SHORT EXERCISE: Pictures appear in the records below; write out everything else exactly.

------------------------

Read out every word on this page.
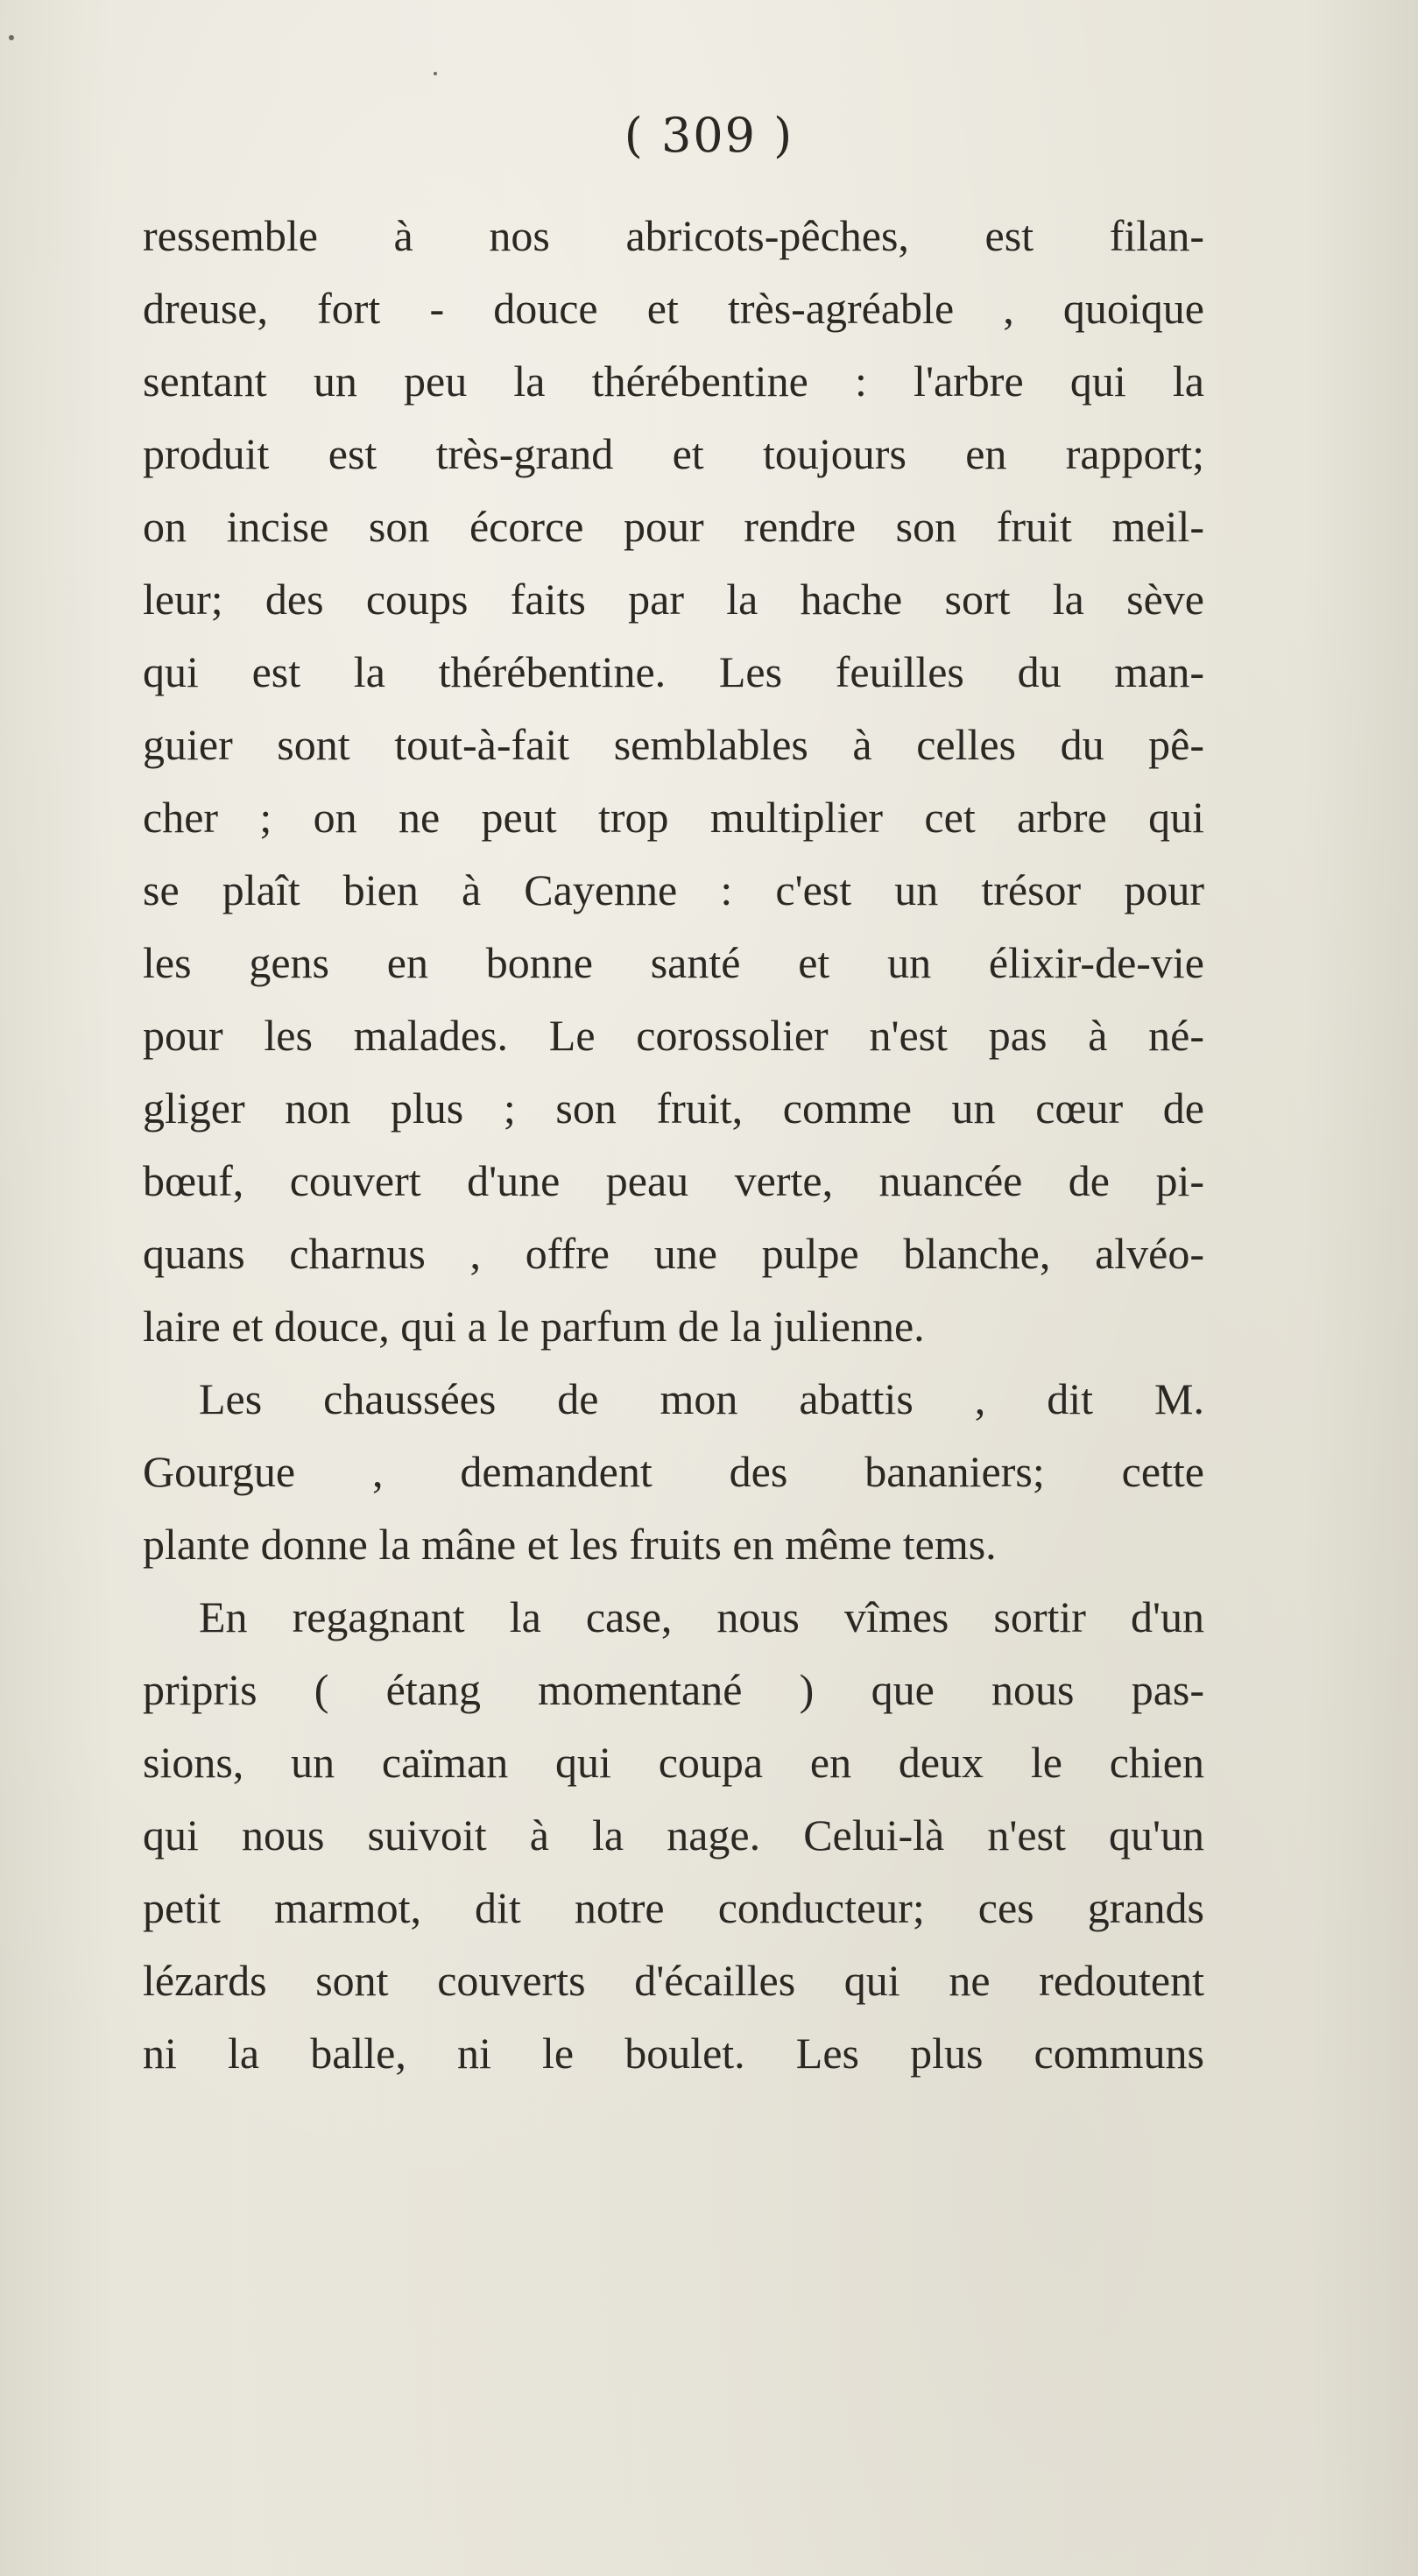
( 309 )
ressemble à nos abricots-pêches, est filan-
dreuse, fort - douce et très-agréable , quoique
sentant un peu la thérébentine : l'arbre qui la
produit est très-grand et toujours en rapport;
on incise son écorce pour rendre son fruit meil-
leur; des coups faits par la hache sort la sève
qui est la thérébentine. Les feuilles du man-
guier sont tout-à-fait semblables à celles du pê-
cher ; on ne peut trop multiplier cet arbre qui
se plaît bien à Cayenne : c'est un trésor pour
les gens en bonne santé et un élixir-de-vie
pour les malades. Le corossolier n'est pas à né-
gliger non plus ; son fruit, comme un cœur de
bœuf, couvert d'une peau verte, nuancée de pi-
quans charnus , offre une pulpe blanche, alvéo-
laire et douce, qui a le parfum de la julienne.
Les chaussées de mon abattis , dit M.
Gourgue , demandent des bananiers; cette
plante donne la mâne et les fruits en même tems.
En regagnant la case, nous vîmes sortir d'un
pripris ( étang momentané ) que nous pas-
sions, un caïman qui coupa en deux le chien
qui nous suivoit à la nage. Celui-là n'est qu'un
petit marmot, dit notre conducteur; ces grands
lézards sont couverts d'écailles qui ne redoutent
ni la balle, ni le boulet. Les plus communs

------------------------

TASK RESPONSE:
Read out every word on this page.
( 309 )
ressemble à nos abricots-pêches, est filan-
dreuse, fort - douce et très-agréable , quoique
sentant un peu la thérébentine : l'arbre qui la
produit est très-grand et toujours en rapport;
on incise son écorce pour rendre son fruit meil-
leur; des coups faits par la hache sort la sève
qui est la thérébentine. Les feuilles du man-
guier sont tout-à-fait semblables à celles du pê-
cher ; on ne peut trop multiplier cet arbre qui
se plaît bien à Cayenne : c'est un trésor pour
les gens en bonne santé et un élixir-de-vie
pour les malades. Le corossolier n'est pas à né-
gliger non plus ; son fruit, comme un cœur de
bœuf, couvert d'une peau verte, nuancée de pi-
quans charnus , offre une pulpe blanche, alvéo-
laire et douce, qui a le parfum de la julienne.
Les chaussées de mon abattis , dit M.
Gourgue , demandent des bananiers; cette
plante donne la mâne et les fruits en même tems.
En regagnant la case, nous vîmes sortir d'un
pripris ( étang momentané ) que nous pas-
sions, un caïman qui coupa en deux le chien
qui nous suivoit à la nage. Celui-là n'est qu'un
petit marmot, dit notre conducteur; ces grands
lézards sont couverts d'écailles qui ne redoutent
ni la balle, ni le boulet. Les plus communs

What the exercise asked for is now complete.